Records drawn from a dataset:
[Start of section]
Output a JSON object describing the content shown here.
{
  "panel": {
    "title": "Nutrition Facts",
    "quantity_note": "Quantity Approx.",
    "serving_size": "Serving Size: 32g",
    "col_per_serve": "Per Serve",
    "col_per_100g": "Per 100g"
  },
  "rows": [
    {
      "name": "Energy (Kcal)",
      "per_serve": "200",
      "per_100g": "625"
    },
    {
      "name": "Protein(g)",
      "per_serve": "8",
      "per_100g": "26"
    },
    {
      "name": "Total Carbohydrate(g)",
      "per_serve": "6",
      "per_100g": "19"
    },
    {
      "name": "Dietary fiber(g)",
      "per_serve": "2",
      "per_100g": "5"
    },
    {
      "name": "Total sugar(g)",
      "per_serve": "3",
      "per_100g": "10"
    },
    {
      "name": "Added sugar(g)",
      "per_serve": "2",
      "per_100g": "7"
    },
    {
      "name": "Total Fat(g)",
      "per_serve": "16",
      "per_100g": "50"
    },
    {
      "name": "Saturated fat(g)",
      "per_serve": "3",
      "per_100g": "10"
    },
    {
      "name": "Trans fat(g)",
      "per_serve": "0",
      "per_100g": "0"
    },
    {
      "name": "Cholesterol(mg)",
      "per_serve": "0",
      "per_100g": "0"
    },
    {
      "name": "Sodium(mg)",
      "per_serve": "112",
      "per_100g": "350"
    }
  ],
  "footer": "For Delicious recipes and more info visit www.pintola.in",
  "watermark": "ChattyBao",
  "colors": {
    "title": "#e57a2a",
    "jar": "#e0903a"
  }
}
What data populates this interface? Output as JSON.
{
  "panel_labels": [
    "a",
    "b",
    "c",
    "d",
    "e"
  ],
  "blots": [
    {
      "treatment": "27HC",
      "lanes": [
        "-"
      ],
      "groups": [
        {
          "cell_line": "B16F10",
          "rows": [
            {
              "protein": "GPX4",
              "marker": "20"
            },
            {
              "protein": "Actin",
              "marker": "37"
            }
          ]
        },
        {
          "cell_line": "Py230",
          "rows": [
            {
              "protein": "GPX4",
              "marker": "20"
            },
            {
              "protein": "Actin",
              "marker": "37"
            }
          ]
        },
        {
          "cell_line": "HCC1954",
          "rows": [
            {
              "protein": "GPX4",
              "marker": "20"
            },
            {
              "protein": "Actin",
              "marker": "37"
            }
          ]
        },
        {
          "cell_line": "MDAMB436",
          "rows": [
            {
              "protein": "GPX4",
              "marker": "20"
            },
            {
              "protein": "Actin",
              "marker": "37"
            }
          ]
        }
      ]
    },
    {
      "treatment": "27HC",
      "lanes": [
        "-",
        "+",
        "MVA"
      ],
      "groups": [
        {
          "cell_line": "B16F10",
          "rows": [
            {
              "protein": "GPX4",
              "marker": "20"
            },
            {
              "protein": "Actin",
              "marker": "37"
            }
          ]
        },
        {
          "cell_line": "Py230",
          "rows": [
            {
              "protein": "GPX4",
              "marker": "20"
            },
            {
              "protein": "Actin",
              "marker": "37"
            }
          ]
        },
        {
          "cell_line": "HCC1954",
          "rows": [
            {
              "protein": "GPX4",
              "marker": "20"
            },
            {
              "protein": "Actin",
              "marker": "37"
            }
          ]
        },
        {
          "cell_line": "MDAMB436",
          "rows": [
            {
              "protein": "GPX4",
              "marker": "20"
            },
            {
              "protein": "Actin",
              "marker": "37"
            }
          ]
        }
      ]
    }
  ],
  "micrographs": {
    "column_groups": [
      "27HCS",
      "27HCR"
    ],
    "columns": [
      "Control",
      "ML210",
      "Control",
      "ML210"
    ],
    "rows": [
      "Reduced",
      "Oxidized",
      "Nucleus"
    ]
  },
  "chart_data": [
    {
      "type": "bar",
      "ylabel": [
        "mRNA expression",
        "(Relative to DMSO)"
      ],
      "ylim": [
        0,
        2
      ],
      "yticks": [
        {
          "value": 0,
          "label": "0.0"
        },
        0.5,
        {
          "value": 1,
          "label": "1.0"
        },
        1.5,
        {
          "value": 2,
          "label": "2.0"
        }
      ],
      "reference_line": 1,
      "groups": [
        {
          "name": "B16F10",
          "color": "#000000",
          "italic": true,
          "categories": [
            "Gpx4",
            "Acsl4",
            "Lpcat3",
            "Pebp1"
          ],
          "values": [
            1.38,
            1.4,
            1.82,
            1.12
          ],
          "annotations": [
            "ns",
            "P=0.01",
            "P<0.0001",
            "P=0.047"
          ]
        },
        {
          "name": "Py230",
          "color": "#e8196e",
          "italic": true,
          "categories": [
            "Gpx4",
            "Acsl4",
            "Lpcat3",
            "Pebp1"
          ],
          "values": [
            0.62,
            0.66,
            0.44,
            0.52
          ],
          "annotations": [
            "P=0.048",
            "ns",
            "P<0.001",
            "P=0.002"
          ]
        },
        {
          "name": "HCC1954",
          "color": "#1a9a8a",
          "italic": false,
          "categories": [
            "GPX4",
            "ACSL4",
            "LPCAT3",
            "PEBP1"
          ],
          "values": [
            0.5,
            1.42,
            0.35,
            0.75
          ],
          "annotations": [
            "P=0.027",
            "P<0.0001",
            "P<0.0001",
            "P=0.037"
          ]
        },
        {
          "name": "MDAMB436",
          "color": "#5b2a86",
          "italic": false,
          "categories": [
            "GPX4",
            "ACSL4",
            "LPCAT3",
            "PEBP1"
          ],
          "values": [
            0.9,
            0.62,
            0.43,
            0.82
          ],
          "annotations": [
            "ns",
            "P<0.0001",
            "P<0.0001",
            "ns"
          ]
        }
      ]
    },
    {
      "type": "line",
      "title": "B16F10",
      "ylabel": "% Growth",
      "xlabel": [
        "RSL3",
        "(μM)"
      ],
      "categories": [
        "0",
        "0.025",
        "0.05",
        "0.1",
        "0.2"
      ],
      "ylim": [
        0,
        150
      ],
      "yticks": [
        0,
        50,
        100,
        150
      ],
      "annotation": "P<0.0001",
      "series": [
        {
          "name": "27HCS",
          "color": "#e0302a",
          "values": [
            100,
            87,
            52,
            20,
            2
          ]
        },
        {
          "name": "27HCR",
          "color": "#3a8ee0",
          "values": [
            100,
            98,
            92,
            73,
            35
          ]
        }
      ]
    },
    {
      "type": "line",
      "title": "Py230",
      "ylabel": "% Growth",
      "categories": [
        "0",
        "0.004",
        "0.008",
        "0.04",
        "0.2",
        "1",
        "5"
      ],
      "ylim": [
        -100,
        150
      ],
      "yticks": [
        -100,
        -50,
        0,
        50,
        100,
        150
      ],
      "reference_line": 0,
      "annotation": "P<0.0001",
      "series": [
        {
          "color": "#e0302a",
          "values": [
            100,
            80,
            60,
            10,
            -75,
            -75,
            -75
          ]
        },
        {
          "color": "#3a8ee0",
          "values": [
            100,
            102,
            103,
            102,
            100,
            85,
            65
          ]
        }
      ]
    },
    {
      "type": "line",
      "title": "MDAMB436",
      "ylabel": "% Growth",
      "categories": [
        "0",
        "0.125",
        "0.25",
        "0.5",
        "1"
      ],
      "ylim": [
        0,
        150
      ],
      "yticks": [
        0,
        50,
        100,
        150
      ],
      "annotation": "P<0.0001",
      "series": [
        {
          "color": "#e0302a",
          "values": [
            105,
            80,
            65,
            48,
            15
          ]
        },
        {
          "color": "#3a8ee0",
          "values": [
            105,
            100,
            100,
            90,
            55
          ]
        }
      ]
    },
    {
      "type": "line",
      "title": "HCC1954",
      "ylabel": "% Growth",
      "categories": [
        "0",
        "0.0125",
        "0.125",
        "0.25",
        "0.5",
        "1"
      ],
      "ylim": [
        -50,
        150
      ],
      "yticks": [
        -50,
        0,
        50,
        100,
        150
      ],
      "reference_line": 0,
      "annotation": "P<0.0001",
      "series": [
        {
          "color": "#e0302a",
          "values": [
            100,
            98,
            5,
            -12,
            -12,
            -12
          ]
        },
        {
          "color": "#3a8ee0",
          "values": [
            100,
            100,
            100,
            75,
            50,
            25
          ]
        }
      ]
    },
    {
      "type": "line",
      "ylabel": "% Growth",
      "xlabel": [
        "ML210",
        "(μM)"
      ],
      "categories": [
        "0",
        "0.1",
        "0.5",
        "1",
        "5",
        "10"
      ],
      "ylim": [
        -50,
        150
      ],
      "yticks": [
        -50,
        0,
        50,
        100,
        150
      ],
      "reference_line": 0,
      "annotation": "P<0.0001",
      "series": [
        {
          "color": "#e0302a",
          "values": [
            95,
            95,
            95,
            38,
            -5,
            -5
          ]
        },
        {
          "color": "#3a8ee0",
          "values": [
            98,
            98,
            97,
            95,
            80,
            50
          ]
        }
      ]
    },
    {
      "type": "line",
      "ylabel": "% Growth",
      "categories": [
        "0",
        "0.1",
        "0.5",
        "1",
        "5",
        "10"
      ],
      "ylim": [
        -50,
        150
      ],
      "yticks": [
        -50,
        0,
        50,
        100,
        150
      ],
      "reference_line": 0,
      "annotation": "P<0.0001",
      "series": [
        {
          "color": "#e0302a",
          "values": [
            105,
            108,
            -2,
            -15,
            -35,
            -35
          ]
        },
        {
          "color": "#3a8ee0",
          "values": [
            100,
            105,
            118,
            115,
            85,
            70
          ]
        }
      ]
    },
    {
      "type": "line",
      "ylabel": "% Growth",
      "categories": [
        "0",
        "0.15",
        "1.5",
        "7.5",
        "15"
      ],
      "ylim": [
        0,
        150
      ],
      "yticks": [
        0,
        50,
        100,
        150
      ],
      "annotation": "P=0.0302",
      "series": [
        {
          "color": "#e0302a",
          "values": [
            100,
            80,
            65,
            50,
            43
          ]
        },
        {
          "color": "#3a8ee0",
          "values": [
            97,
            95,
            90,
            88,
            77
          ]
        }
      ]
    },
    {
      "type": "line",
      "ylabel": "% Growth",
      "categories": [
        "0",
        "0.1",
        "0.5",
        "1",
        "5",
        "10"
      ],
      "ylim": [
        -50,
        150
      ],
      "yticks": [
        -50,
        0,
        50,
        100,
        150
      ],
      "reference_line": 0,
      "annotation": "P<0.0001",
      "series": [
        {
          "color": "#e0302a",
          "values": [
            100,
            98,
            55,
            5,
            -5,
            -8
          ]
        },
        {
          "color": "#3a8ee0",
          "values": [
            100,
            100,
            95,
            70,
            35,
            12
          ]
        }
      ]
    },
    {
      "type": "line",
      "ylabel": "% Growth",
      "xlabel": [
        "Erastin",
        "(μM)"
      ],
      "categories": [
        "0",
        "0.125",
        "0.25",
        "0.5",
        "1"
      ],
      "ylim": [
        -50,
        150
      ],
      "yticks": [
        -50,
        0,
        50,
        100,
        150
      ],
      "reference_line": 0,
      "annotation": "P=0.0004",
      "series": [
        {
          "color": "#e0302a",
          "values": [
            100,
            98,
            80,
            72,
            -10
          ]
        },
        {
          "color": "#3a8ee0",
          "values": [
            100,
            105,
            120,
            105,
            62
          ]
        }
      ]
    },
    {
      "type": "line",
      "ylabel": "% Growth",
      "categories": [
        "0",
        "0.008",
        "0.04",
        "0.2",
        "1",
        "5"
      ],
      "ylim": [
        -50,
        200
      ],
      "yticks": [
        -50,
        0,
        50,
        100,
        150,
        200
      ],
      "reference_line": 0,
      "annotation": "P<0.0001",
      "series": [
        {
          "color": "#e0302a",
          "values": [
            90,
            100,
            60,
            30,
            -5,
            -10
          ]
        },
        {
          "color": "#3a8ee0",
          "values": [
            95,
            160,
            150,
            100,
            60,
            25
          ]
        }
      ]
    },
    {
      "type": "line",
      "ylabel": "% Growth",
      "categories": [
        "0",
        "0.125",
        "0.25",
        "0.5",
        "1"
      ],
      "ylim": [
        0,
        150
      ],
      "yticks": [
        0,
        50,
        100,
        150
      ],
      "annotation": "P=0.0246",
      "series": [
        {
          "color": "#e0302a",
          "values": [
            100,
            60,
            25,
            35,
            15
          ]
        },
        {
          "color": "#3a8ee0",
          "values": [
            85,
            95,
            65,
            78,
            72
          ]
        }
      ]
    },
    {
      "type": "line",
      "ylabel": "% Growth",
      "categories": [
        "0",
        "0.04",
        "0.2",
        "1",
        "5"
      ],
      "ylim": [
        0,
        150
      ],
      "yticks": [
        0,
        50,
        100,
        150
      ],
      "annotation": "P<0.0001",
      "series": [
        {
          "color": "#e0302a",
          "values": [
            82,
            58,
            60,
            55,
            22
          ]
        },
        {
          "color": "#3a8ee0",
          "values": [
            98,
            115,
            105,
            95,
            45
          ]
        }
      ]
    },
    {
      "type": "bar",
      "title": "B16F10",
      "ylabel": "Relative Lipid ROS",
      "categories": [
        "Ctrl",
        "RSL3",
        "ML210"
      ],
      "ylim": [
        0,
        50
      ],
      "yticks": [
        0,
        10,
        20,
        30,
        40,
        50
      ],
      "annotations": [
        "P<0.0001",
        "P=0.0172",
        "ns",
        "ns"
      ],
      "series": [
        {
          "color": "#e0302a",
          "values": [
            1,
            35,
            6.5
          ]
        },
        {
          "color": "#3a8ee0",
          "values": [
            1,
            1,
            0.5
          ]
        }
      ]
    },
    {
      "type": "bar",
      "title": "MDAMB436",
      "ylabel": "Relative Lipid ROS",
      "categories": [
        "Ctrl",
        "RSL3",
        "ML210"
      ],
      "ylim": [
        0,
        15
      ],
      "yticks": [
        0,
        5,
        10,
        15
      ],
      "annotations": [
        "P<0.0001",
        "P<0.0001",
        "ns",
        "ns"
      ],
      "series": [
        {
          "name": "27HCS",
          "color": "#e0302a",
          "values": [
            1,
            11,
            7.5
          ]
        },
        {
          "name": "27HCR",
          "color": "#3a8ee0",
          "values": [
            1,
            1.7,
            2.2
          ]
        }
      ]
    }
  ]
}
[End of section]
PROBLEM REQUIREMENTS:
Scan the data, and report each line that uses the word "Output".

YOUR RESPONSE:
Output a JSON object describing the content shown here.
What data populates this interface? Output as JSON.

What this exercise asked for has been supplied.